Dataset excerpts
-- BEGIN --
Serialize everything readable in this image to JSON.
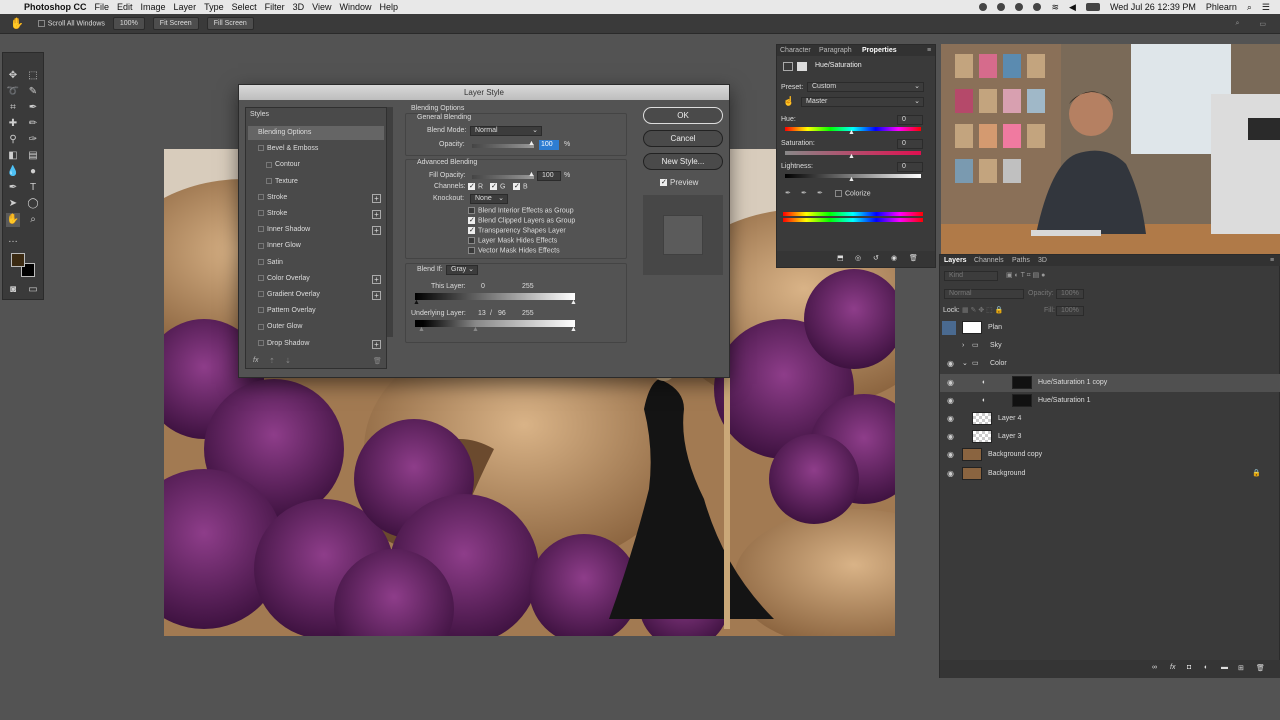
{
  "menubar": {
    "app": "Photoshop CC",
    "items": [
      "File",
      "Edit",
      "Image",
      "Layer",
      "Type",
      "Select",
      "Filter",
      "3D",
      "View",
      "Window",
      "Help"
    ],
    "datetime": "Wed Jul 26  12:39 PM",
    "user": "Phlearn"
  },
  "options": {
    "scroll_all": "Scroll All Windows",
    "zoom": "100%",
    "fit": "Fit Screen",
    "fill": "Fill Screen"
  },
  "dialog": {
    "title": "Layer Style",
    "styles_header": "Styles",
    "styles": [
      {
        "label": "Blending Options",
        "selected": true,
        "checkbox": false,
        "plus": false,
        "indent": false
      },
      {
        "label": "Bevel & Emboss",
        "checkbox": true,
        "plus": false,
        "indent": false
      },
      {
        "label": "Contour",
        "checkbox": true,
        "plus": false,
        "indent": true
      },
      {
        "label": "Texture",
        "checkbox": true,
        "plus": false,
        "indent": true
      },
      {
        "label": "Stroke",
        "checkbox": true,
        "plus": true,
        "indent": false
      },
      {
        "label": "Stroke",
        "checkbox": true,
        "plus": true,
        "indent": false
      },
      {
        "label": "Inner Shadow",
        "checkbox": true,
        "plus": true,
        "indent": false
      },
      {
        "label": "Inner Glow",
        "checkbox": true,
        "plus": false,
        "indent": false
      },
      {
        "label": "Satin",
        "checkbox": true,
        "plus": false,
        "indent": false
      },
      {
        "label": "Color Overlay",
        "checkbox": true,
        "plus": true,
        "indent": false
      },
      {
        "label": "Gradient Overlay",
        "checkbox": true,
        "plus": true,
        "indent": false
      },
      {
        "label": "Pattern Overlay",
        "checkbox": true,
        "plus": false,
        "indent": false
      },
      {
        "label": "Outer Glow",
        "checkbox": true,
        "plus": false,
        "indent": false
      },
      {
        "label": "Drop Shadow",
        "checkbox": true,
        "plus": true,
        "indent": false
      }
    ],
    "fx_label": "fx",
    "blending_options": "Blending Options",
    "general_blending": "General Blending",
    "blend_mode_label": "Blend Mode:",
    "blend_mode": "Normal",
    "opacity_label": "Opacity:",
    "opacity": "100",
    "pct": "%",
    "advanced_blending": "Advanced Blending",
    "fill_opacity_label": "Fill Opacity:",
    "fill_opacity": "100",
    "channels_label": "Channels:",
    "channels": [
      "R",
      "G",
      "B"
    ],
    "knockout_label": "Knockout:",
    "knockout": "None",
    "adv_options": [
      {
        "label": "Blend Interior Effects as Group",
        "checked": false
      },
      {
        "label": "Blend Clipped Layers as Group",
        "checked": true
      },
      {
        "label": "Transparency Shapes Layer",
        "checked": true
      },
      {
        "label": "Layer Mask Hides Effects",
        "checked": false
      },
      {
        "label": "Vector Mask Hides Effects",
        "checked": false
      }
    ],
    "blend_if_label": "Blend If:",
    "blend_if": "Gray",
    "this_layer_label": "This Layer:",
    "this_layer_min": "0",
    "this_layer_max": "255",
    "underlying_label": "Underlying Layer:",
    "underlying_a": "13",
    "underlying_sep": "/",
    "underlying_b": "96",
    "underlying_max": "255",
    "ok": "OK",
    "cancel": "Cancel",
    "new_style": "New Style...",
    "preview": "Preview"
  },
  "properties": {
    "tabs": [
      "Character",
      "Paragraph",
      "Properties"
    ],
    "active_tab": "Properties",
    "title": "Hue/Saturation",
    "preset_label": "Preset:",
    "preset": "Custom",
    "channel": "Master",
    "hue_label": "Hue:",
    "hue": "0",
    "sat_label": "Saturation:",
    "sat": "0",
    "light_label": "Lightness:",
    "light": "0",
    "colorize": "Colorize"
  },
  "layers": {
    "tabs": [
      "Layers",
      "Channels",
      "Paths",
      "3D"
    ],
    "kind": "Kind",
    "blend": "Normal",
    "opacity_label": "Opacity:",
    "opacity": "100%",
    "lock_label": "Lock:",
    "fill_label": "Fill:",
    "fill": "100%",
    "items": [
      {
        "name": "Plan",
        "eye": false,
        "indent": 0,
        "type": "pixel"
      },
      {
        "name": "Sky",
        "eye": false,
        "indent": 0,
        "type": "folder"
      },
      {
        "name": "Color",
        "eye": true,
        "indent": 0,
        "type": "folder"
      },
      {
        "name": "Hue/Saturation 1 copy",
        "eye": true,
        "indent": 1,
        "type": "adjust",
        "selected": true
      },
      {
        "name": "Hue/Saturation 1",
        "eye": true,
        "indent": 1,
        "type": "adjust"
      },
      {
        "name": "Layer 4",
        "eye": true,
        "indent": 1,
        "type": "pixel"
      },
      {
        "name": "Layer 3",
        "eye": true,
        "indent": 1,
        "type": "pixel"
      },
      {
        "name": "Background copy",
        "eye": true,
        "indent": 0,
        "type": "photo"
      },
      {
        "name": "Background",
        "eye": true,
        "indent": 0,
        "type": "photo",
        "locked": true
      }
    ]
  },
  "colors": {
    "accent": "#2d7dd2",
    "fg_swatch": "#3b2a12",
    "bg_swatch": "#000000"
  }
}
-- END --
EXERCISE REQUIREMENTS> All of the lines above should be printed exactly, minus the pictures.

TASK RESULT>
Serialize everything readable in this image to JSON.
{
  "menubar": {
    "app": "Photoshop CC",
    "items": [
      "File",
      "Edit",
      "Image",
      "Layer",
      "Type",
      "Select",
      "Filter",
      "3D",
      "View",
      "Window",
      "Help"
    ],
    "datetime": "Wed Jul 26  12:39 PM",
    "user": "Phlearn"
  },
  "options": {
    "scroll_all": "Scroll All Windows",
    "zoom": "100%",
    "fit": "Fit Screen",
    "fill": "Fill Screen"
  },
  "dialog": {
    "title": "Layer Style",
    "styles_header": "Styles",
    "styles": [
      {
        "label": "Blending Options",
        "selected": true,
        "checkbox": false,
        "plus": false,
        "indent": false
      },
      {
        "label": "Bevel & Emboss",
        "checkbox": true,
        "plus": false,
        "indent": false
      },
      {
        "label": "Contour",
        "checkbox": true,
        "plus": false,
        "indent": true
      },
      {
        "label": "Texture",
        "checkbox": true,
        "plus": false,
        "indent": true
      },
      {
        "label": "Stroke",
        "checkbox": true,
        "plus": true,
        "indent": false
      },
      {
        "label": "Stroke",
        "checkbox": true,
        "plus": true,
        "indent": false
      },
      {
        "label": "Inner Shadow",
        "checkbox": true,
        "plus": true,
        "indent": false
      },
      {
        "label": "Inner Glow",
        "checkbox": true,
        "plus": false,
        "indent": false
      },
      {
        "label": "Satin",
        "checkbox": true,
        "plus": false,
        "indent": false
      },
      {
        "label": "Color Overlay",
        "checkbox": true,
        "plus": true,
        "indent": false
      },
      {
        "label": "Gradient Overlay",
        "checkbox": true,
        "plus": true,
        "indent": false
      },
      {
        "label": "Pattern Overlay",
        "checkbox": true,
        "plus": false,
        "indent": false
      },
      {
        "label": "Outer Glow",
        "checkbox": true,
        "plus": false,
        "indent": false
      },
      {
        "label": "Drop Shadow",
        "checkbox": true,
        "plus": true,
        "indent": false
      }
    ],
    "fx_label": "fx",
    "blending_options": "Blending Options",
    "general_blending": "General Blending",
    "blend_mode_label": "Blend Mode:",
    "blend_mode": "Normal",
    "opacity_label": "Opacity:",
    "opacity": "100",
    "pct": "%",
    "advanced_blending": "Advanced Blending",
    "fill_opacity_label": "Fill Opacity:",
    "fill_opacity": "100",
    "channels_label": "Channels:",
    "channels": [
      "R",
      "G",
      "B"
    ],
    "knockout_label": "Knockout:",
    "knockout": "None",
    "adv_options": [
      {
        "label": "Blend Interior Effects as Group",
        "checked": false
      },
      {
        "label": "Blend Clipped Layers as Group",
        "checked": true
      },
      {
        "label": "Transparency Shapes Layer",
        "checked": true
      },
      {
        "label": "Layer Mask Hides Effects",
        "checked": false
      },
      {
        "label": "Vector Mask Hides Effects",
        "checked": false
      }
    ],
    "blend_if_label": "Blend If:",
    "blend_if": "Gray",
    "this_layer_label": "This Layer:",
    "this_layer_min": "0",
    "this_layer_max": "255",
    "underlying_label": "Underlying Layer:",
    "underlying_a": "13",
    "underlying_sep": "/",
    "underlying_b": "96",
    "underlying_max": "255",
    "ok": "OK",
    "cancel": "Cancel",
    "new_style": "New Style...",
    "preview": "Preview"
  },
  "properties": {
    "tabs": [
      "Character",
      "Paragraph",
      "Properties"
    ],
    "active_tab": "Properties",
    "title": "Hue/Saturation",
    "preset_label": "Preset:",
    "preset": "Custom",
    "channel": "Master",
    "hue_label": "Hue:",
    "hue": "0",
    "sat_label": "Saturation:",
    "sat": "0",
    "light_label": "Lightness:",
    "light": "0",
    "colorize": "Colorize"
  },
  "layers": {
    "tabs": [
      "Layers",
      "Channels",
      "Paths",
      "3D"
    ],
    "kind": "Kind",
    "blend": "Normal",
    "opacity_label": "Opacity:",
    "opacity": "100%",
    "lock_label": "Lock:",
    "fill_label": "Fill:",
    "fill": "100%",
    "items": [
      {
        "name": "Plan",
        "eye": false,
        "indent": 0,
        "type": "pixel"
      },
      {
        "name": "Sky",
        "eye": false,
        "indent": 0,
        "type": "folder"
      },
      {
        "name": "Color",
        "eye": true,
        "indent": 0,
        "type": "folder"
      },
      {
        "name": "Hue/Saturation 1 copy",
        "eye": true,
        "indent": 1,
        "type": "adjust",
        "selected": true
      },
      {
        "name": "Hue/Saturation 1",
        "eye": true,
        "indent": 1,
        "type": "adjust"
      },
      {
        "name": "Layer 4",
        "eye": true,
        "indent": 1,
        "type": "pixel"
      },
      {
        "name": "Layer 3",
        "eye": true,
        "indent": 1,
        "type": "pixel"
      },
      {
        "name": "Background copy",
        "eye": true,
        "indent": 0,
        "type": "photo"
      },
      {
        "name": "Background",
        "eye": true,
        "indent": 0,
        "type": "photo",
        "locked": true
      }
    ]
  },
  "colors": {
    "accent": "#2d7dd2",
    "fg_swatch": "#3b2a12",
    "bg_swatch": "#000000"
  }
}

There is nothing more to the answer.